**SHORT TASK:** Print every entry exactly as written.

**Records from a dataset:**
══════

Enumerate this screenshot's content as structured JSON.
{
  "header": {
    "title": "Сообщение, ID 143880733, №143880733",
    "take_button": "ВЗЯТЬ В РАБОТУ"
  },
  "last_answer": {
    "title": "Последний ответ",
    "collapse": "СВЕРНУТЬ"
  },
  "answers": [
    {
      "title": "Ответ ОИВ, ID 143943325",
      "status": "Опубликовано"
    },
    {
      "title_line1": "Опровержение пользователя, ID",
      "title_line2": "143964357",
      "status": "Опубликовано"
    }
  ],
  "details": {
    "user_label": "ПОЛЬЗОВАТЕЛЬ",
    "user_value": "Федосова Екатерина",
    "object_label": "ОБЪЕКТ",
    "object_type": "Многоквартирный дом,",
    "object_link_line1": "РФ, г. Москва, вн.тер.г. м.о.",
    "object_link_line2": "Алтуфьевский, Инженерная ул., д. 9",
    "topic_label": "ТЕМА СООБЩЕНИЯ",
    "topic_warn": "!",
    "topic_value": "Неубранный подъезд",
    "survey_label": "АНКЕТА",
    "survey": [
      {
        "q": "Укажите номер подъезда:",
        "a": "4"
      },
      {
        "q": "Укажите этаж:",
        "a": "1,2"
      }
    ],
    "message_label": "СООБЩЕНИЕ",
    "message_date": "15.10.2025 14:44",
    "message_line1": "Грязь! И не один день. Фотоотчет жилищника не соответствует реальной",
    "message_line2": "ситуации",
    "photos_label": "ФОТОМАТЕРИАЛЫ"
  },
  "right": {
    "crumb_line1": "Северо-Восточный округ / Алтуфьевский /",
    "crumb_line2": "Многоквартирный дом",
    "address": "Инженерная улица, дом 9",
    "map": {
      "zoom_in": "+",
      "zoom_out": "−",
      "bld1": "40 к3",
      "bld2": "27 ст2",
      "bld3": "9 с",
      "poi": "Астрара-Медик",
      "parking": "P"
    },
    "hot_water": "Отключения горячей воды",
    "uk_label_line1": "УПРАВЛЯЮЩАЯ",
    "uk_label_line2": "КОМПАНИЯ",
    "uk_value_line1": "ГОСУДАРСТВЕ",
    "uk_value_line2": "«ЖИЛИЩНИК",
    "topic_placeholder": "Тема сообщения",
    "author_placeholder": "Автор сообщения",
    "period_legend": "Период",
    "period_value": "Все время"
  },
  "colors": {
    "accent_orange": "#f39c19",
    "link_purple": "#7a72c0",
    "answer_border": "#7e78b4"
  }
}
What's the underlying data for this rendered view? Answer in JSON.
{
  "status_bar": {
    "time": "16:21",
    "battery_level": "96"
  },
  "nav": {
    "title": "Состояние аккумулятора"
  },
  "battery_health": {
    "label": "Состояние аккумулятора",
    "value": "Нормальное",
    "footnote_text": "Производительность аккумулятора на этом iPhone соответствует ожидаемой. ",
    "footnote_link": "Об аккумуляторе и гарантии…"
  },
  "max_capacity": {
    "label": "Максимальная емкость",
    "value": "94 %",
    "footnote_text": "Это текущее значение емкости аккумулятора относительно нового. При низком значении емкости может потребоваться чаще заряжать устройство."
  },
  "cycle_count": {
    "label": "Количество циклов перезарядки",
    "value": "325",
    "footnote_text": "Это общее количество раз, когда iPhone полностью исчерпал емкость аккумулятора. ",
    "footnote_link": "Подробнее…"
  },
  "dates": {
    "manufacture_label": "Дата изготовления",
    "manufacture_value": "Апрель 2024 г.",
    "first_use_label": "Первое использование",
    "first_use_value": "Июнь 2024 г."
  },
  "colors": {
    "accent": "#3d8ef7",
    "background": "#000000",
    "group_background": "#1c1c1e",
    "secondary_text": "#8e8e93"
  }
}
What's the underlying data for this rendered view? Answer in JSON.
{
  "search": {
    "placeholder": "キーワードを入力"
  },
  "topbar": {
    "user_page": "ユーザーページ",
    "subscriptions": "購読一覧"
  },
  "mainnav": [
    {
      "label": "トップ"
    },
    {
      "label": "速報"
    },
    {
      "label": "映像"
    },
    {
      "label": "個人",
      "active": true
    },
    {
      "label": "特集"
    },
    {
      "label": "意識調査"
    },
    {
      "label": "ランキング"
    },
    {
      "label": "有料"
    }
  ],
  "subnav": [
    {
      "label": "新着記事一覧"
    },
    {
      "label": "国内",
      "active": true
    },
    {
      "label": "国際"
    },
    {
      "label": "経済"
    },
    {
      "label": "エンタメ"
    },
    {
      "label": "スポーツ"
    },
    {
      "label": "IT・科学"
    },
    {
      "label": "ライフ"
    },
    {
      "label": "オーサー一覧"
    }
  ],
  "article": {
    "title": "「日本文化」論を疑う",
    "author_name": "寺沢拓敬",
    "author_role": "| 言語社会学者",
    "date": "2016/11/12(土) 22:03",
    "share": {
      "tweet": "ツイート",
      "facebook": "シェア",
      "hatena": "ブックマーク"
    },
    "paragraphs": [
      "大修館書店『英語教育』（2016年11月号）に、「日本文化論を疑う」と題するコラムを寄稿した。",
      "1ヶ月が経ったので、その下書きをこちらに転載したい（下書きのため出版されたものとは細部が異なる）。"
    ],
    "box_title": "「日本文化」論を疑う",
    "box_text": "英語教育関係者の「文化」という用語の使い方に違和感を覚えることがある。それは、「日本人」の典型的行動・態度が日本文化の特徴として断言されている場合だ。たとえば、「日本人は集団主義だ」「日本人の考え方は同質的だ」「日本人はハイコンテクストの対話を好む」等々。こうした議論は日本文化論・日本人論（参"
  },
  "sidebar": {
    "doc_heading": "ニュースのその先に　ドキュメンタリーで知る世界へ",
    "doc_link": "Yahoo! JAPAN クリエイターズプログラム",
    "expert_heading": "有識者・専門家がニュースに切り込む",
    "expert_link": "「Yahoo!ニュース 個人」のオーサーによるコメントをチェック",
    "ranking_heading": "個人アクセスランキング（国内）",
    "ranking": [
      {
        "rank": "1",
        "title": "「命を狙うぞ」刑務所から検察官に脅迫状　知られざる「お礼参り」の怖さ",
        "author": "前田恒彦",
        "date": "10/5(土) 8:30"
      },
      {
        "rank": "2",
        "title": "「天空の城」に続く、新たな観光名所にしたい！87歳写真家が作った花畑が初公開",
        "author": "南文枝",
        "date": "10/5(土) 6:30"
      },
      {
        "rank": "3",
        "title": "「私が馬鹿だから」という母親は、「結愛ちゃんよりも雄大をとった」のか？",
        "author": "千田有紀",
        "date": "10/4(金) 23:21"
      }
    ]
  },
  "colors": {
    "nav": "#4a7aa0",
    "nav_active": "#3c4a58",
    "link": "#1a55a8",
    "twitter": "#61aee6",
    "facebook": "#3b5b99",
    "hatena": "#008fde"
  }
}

══════

**COMPLETE OUTPUT:**
Enumerate this screenshot's content as structured JSON.
{
  "header": {
    "title": "Сообщение, ID 143880733, №143880733",
    "take_button": "ВЗЯТЬ В РАБОТУ"
  },
  "last_answer": {
    "title": "Последний ответ",
    "collapse": "СВЕРНУТЬ"
  },
  "answers": [
    {
      "title": "Ответ ОИВ, ID 143943325",
      "status": "Опубликовано"
    },
    {
      "title_line1": "Опровержение пользователя, ID",
      "title_line2": "143964357",
      "status": "Опубликовано"
    }
  ],
  "details": {
    "user_label": "ПОЛЬЗОВАТЕЛЬ",
    "user_value": "Федосова Екатерина",
    "object_label": "ОБЪЕКТ",
    "object_type": "Многоквартирный дом,",
    "object_link_line1": "РФ, г. Москва, вн.тер.г. м.о.",
    "object_link_line2": "Алтуфьевский, Инженерная ул., д. 9",
    "topic_label": "ТЕМА СООБЩЕНИЯ",
    "topic_warn": "!",
    "topic_value": "Неубранный подъезд",
    "survey_label": "АНКЕТА",
    "survey": [
      {
        "q": "Укажите номер подъезда:",
        "a": "4"
      },
      {
        "q": "Укажите этаж:",
        "a": "1,2"
      }
    ],
    "message_label": "СООБЩЕНИЕ",
    "message_date": "15.10.2025 14:44",
    "message_line1": "Грязь! И не один день. Фотоотчет жилищника не соответствует реальной",
    "message_line2": "ситуации",
    "photos_label": "ФОТОМАТЕРИАЛЫ"
  },
  "right": {
    "crumb_line1": "Северо-Восточный округ / Алтуфьевский /",
    "crumb_line2": "Многоквартирный дом",
    "address": "Инженерная улица, дом 9",
    "map": {
      "zoom_in": "+",
      "zoom_out": "−",
      "bld1": "40 к3",
      "bld2": "27 ст2",
      "bld3": "9 с",
      "poi": "Астрара-Медик",
      "parking": "P"
    },
    "hot_water": "Отключения горячей воды",
    "uk_label_line1": "УПРАВЛЯЮЩАЯ",
    "uk_label_line2": "КОМПАНИЯ",
    "uk_value_line1": "ГОСУДАРСТВЕ",
    "uk_value_line2": "«ЖИЛИЩНИК",
    "topic_placeholder": "Тема сообщения",
    "author_placeholder": "Автор сообщения",
    "period_legend": "Период",
    "period_value": "Все время"
  },
  "colors": {
    "accent_orange": "#f39c19",
    "link_purple": "#7a72c0",
    "answer_border": "#7e78b4"
  }
}
What's the underlying data for this rendered view? Answer in JSON.
{
  "status_bar": {
    "time": "16:21",
    "battery_level": "96"
  },
  "nav": {
    "title": "Состояние аккумулятора"
  },
  "battery_health": {
    "label": "Состояние аккумулятора",
    "value": "Нормальное",
    "footnote_text": "Производительность аккумулятора на этом iPhone соответствует ожидаемой. ",
    "footnote_link": "Об аккумуляторе и гарантии…"
  },
  "max_capacity": {
    "label": "Максимальная емкость",
    "value": "94 %",
    "footnote_text": "Это текущее значение емкости аккумулятора относительно нового. При низком значении емкости может потребоваться чаще заряжать устройство."
  },
  "cycle_count": {
    "label": "Количество циклов перезарядки",
    "value": "325",
    "footnote_text": "Это общее количество раз, когда iPhone полностью исчерпал емкость аккумулятора. ",
    "footnote_link": "Подробнее…"
  },
  "dates": {
    "manufacture_label": "Дата изготовления",
    "manufacture_value": "Апрель 2024 г.",
    "first_use_label": "Первое использование",
    "first_use_value": "Июнь 2024 г."
  },
  "colors": {
    "accent": "#3d8ef7",
    "background": "#000000",
    "group_background": "#1c1c1e",
    "secondary_text": "#8e8e93"
  }
}
What's the underlying data for this rendered view? Answer in JSON.
{
  "search": {
    "placeholder": "キーワードを入力"
  },
  "topbar": {
    "user_page": "ユーザーページ",
    "subscriptions": "購読一覧"
  },
  "mainnav": [
    {
      "label": "トップ"
    },
    {
      "label": "速報"
    },
    {
      "label": "映像"
    },
    {
      "label": "個人",
      "active": true
    },
    {
      "label": "特集"
    },
    {
      "label": "意識調査"
    },
    {
      "label": "ランキング"
    },
    {
      "label": "有料"
    }
  ],
  "subnav": [
    {
      "label": "新着記事一覧"
    },
    {
      "label": "国内",
      "active": true
    },
    {
      "label": "国際"
    },
    {
      "label": "経済"
    },
    {
      "label": "エンタメ"
    },
    {
      "label": "スポーツ"
    },
    {
      "label": "IT・科学"
    },
    {
      "label": "ライフ"
    },
    {
      "label": "オーサー一覧"
    }
  ],
  "article": {
    "title": "「日本文化」論を疑う",
    "author_name": "寺沢拓敬",
    "author_role": "| 言語社会学者",
    "date": "2016/11/12(土) 22:03",
    "share": {
      "tweet": "ツイート",
      "facebook": "シェア",
      "hatena": "ブックマーク"
    },
    "paragraphs": [
      "大修館書店『英語教育』（2016年11月号）に、「日本文化論を疑う」と題するコラムを寄稿した。",
      "1ヶ月が経ったので、その下書きをこちらに転載したい（下書きのため出版されたものとは細部が異なる）。"
    ],
    "box_title": "「日本文化」論を疑う",
    "box_text": "英語教育関係者の「文化」という用語の使い方に違和感を覚えることがある。それは、「日本人」の典型的行動・態度が日本文化の特徴として断言されている場合だ。たとえば、「日本人は集団主義だ」「日本人の考え方は同質的だ」「日本人はハイコンテクストの対話を好む」等々。こうした議論は日本文化論・日本人論（参"
  },
  "sidebar": {
    "doc_heading": "ニュースのその先に　ドキュメンタリーで知る世界へ",
    "doc_link": "Yahoo! JAPAN クリエイターズプログラム",
    "expert_heading": "有識者・専門家がニュースに切り込む",
    "expert_link": "「Yahoo!ニュース 個人」のオーサーによるコメントをチェック",
    "ranking_heading": "個人アクセスランキング（国内）",
    "ranking": [
      {
        "rank": "1",
        "title": "「命を狙うぞ」刑務所から検察官に脅迫状　知られざる「お礼参り」の怖さ",
        "author": "前田恒彦",
        "date": "10/5(土) 8:30"
      },
      {
        "rank": "2",
        "title": "「天空の城」に続く、新たな観光名所にしたい！87歳写真家が作った花畑が初公開",
        "author": "南文枝",
        "date": "10/5(土) 6:30"
      },
      {
        "rank": "3",
        "title": "「私が馬鹿だから」という母親は、「結愛ちゃんよりも雄大をとった」のか？",
        "author": "千田有紀",
        "date": "10/4(金) 23:21"
      }
    ]
  },
  "colors": {
    "nav": "#4a7aa0",
    "nav_active": "#3c4a58",
    "link": "#1a55a8",
    "twitter": "#61aee6",
    "facebook": "#3b5b99",
    "hatena": "#008fde"
  }
}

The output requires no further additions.